Rows from a dataset
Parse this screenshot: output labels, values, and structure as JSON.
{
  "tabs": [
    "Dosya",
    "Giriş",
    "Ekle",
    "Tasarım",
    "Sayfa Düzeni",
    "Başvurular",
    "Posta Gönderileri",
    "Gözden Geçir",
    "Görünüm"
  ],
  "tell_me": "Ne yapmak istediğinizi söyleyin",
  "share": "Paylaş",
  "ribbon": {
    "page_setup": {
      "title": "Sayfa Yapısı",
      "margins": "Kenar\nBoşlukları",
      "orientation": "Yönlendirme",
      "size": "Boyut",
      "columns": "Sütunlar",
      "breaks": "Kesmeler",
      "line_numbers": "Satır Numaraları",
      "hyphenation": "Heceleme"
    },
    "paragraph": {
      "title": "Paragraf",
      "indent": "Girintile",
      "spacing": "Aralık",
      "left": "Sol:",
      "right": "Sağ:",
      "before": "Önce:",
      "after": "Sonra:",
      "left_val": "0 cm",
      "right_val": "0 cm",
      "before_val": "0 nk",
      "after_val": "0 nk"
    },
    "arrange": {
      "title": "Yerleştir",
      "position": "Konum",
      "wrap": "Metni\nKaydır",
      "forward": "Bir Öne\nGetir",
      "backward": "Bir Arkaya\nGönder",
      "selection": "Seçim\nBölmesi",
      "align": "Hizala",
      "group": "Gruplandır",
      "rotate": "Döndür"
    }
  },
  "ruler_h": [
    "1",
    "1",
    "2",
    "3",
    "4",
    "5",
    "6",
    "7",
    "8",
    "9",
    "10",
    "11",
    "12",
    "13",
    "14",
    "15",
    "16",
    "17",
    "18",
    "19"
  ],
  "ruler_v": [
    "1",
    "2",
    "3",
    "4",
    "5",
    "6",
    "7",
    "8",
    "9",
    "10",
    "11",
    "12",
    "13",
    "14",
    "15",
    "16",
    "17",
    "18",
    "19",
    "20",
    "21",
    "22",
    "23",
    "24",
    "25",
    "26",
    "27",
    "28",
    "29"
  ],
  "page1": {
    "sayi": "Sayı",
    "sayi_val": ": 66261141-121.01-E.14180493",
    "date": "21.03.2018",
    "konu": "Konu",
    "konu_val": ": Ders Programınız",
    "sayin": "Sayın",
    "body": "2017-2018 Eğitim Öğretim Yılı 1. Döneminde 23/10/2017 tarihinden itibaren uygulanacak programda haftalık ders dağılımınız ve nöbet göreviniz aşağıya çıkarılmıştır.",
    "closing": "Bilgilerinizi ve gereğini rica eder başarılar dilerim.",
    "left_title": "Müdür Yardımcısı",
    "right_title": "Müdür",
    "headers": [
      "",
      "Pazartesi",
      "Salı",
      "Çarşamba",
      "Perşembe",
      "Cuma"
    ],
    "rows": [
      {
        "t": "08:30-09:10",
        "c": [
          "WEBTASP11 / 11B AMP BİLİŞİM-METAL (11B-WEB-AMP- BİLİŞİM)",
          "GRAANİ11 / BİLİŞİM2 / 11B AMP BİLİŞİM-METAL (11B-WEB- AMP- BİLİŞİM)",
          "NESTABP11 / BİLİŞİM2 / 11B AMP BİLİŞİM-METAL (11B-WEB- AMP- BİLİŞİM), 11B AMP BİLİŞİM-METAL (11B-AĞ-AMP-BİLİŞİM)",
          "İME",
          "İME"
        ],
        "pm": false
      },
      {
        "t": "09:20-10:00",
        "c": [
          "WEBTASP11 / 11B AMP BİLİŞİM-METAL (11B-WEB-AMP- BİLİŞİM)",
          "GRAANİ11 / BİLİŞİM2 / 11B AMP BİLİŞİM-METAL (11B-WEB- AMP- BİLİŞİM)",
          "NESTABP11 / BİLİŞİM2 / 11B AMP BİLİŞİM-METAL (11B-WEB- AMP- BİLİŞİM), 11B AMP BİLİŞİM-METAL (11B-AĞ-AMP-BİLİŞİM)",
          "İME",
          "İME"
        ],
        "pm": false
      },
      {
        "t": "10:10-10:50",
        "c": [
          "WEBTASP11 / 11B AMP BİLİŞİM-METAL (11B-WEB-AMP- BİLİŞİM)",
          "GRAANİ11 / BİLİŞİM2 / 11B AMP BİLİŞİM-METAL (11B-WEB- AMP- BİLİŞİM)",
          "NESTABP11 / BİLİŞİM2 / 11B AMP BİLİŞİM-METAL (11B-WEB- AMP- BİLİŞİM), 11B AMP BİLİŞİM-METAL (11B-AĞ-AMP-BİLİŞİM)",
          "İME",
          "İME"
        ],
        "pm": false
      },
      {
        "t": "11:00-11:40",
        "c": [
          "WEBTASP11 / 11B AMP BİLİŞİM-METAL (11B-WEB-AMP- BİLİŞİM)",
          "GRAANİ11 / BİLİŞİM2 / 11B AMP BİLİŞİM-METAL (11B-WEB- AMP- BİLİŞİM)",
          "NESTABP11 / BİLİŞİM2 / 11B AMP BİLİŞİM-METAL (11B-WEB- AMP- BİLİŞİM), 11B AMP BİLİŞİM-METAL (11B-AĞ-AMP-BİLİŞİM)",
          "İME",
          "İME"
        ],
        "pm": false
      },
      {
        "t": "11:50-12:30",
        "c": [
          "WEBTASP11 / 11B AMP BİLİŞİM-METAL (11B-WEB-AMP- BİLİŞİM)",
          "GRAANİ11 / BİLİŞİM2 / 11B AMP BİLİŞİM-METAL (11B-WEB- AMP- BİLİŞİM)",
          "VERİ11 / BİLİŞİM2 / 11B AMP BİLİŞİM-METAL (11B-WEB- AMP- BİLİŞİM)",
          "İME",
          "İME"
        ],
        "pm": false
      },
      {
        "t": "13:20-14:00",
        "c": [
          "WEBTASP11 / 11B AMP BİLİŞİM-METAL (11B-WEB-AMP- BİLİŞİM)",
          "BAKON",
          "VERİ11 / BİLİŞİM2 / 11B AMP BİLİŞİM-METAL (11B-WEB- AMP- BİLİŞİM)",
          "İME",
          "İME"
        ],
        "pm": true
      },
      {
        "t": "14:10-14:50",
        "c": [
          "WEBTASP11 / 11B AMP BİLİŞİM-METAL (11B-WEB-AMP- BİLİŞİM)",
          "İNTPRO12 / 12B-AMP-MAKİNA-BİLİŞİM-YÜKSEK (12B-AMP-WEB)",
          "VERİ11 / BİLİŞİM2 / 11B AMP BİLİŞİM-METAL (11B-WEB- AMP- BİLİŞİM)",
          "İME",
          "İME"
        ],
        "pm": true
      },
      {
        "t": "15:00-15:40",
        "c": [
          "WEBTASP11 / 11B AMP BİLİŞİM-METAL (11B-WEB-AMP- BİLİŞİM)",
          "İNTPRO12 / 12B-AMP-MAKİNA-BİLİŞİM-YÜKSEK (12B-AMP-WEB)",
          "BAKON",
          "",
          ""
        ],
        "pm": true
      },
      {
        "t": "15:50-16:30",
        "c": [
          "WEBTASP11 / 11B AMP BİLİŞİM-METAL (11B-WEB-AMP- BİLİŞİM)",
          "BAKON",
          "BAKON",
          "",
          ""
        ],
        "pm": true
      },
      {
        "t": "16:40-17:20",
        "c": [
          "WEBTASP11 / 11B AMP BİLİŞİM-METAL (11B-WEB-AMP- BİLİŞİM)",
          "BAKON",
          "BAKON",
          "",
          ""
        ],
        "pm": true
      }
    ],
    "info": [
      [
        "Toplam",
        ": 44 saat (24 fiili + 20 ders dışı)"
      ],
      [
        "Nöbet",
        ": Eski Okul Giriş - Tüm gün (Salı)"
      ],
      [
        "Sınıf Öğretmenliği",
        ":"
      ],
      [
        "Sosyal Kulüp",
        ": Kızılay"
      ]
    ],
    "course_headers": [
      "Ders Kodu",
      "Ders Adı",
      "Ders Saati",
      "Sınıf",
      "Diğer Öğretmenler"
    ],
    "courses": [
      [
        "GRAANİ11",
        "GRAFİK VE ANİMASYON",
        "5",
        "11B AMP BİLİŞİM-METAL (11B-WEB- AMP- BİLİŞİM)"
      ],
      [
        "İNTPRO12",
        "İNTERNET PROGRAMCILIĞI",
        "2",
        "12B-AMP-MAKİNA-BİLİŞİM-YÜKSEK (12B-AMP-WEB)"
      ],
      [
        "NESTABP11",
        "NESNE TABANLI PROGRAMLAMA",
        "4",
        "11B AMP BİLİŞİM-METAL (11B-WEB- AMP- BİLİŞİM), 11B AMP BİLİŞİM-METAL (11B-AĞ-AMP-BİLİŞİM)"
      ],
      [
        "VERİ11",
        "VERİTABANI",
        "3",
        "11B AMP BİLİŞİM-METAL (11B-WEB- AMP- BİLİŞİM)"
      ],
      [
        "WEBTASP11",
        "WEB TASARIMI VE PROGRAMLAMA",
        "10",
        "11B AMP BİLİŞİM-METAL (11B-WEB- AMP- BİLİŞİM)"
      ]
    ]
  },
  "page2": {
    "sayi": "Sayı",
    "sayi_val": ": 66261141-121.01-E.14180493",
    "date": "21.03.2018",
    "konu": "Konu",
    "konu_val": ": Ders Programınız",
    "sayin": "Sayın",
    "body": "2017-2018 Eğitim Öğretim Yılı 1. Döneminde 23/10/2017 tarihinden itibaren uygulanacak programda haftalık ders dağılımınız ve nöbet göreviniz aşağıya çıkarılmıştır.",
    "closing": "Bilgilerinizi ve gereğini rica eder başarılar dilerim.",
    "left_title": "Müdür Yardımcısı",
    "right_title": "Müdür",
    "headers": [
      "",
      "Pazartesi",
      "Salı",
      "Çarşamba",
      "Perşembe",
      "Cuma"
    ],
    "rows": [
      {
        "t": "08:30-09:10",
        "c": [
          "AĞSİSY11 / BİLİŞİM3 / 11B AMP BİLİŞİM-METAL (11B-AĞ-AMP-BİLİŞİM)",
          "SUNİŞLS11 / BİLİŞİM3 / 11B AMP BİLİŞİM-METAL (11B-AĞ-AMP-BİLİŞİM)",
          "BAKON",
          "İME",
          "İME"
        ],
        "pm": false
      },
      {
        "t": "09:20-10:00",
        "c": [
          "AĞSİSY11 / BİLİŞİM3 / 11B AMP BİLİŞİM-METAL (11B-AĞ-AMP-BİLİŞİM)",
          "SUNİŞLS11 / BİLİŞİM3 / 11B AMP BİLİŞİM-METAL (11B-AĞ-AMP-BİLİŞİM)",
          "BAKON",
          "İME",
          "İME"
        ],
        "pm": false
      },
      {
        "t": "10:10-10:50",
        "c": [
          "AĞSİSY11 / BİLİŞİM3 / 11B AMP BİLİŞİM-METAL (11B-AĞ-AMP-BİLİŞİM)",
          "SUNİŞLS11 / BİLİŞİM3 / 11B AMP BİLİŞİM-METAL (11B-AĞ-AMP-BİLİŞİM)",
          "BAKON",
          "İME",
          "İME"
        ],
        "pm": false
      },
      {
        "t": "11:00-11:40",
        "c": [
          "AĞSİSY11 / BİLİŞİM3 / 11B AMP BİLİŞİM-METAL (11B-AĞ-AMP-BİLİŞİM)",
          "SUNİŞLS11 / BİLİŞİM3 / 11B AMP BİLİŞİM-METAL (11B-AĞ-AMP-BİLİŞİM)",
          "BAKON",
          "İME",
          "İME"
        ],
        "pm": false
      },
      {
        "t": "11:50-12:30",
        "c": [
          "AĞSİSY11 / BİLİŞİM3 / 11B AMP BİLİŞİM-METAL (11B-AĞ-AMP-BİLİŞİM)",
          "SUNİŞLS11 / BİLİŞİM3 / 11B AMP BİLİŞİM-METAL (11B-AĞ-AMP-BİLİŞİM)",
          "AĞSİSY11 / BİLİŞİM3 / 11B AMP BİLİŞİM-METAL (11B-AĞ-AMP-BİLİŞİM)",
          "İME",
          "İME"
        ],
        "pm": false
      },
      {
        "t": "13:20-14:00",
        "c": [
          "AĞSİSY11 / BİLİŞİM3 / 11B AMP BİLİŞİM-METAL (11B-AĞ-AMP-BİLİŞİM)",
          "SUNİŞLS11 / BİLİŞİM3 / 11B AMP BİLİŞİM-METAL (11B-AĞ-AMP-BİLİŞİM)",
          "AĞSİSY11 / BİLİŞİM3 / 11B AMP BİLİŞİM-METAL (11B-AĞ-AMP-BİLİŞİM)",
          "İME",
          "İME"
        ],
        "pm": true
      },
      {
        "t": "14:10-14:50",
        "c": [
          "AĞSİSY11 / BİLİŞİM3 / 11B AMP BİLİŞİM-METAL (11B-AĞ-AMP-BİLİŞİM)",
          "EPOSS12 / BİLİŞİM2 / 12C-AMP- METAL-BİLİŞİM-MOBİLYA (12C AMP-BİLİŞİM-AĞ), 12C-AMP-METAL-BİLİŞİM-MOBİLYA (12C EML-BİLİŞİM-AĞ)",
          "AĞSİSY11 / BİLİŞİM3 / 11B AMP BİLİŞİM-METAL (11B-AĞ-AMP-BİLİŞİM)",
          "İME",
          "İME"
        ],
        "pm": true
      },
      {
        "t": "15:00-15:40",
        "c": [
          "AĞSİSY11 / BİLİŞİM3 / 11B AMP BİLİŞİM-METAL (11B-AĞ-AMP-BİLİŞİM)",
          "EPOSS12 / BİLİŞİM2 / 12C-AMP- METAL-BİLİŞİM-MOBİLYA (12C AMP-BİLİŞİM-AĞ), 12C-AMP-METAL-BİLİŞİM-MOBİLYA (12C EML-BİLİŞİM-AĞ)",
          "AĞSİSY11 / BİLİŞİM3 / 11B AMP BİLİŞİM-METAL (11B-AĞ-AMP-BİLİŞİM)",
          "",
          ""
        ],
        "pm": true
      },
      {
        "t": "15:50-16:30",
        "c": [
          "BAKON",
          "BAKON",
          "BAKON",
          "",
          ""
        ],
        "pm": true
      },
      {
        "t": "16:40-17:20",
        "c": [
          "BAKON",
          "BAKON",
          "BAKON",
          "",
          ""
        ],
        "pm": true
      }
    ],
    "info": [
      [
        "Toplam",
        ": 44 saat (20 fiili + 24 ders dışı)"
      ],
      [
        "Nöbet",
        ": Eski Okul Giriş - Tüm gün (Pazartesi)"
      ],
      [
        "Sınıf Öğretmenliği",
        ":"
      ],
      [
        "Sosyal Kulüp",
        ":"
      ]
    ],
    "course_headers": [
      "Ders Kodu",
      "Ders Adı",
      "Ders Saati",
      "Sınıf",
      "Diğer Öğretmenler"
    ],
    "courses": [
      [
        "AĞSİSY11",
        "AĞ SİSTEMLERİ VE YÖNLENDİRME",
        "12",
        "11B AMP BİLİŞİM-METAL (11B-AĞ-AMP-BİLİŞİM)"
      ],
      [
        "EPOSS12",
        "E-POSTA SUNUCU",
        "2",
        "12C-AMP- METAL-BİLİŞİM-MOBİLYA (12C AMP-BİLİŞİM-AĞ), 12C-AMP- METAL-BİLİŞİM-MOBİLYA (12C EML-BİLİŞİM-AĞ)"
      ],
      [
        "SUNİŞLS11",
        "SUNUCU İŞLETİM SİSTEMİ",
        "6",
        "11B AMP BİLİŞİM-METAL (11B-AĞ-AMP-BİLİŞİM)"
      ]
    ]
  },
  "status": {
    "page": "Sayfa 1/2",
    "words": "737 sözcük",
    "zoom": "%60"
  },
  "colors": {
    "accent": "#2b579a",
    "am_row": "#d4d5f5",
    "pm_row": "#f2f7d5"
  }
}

▶ WHAT YOU WILL DO
Where a line in the material above holds "Giriş", copy that line.

▶ FULL RESPONSE
    "Giriş",
        ": Eski Okul Giriş - Tüm gün (Salı)"
        ": Eski Okul Giriş - Tüm gün (Pazartesi)"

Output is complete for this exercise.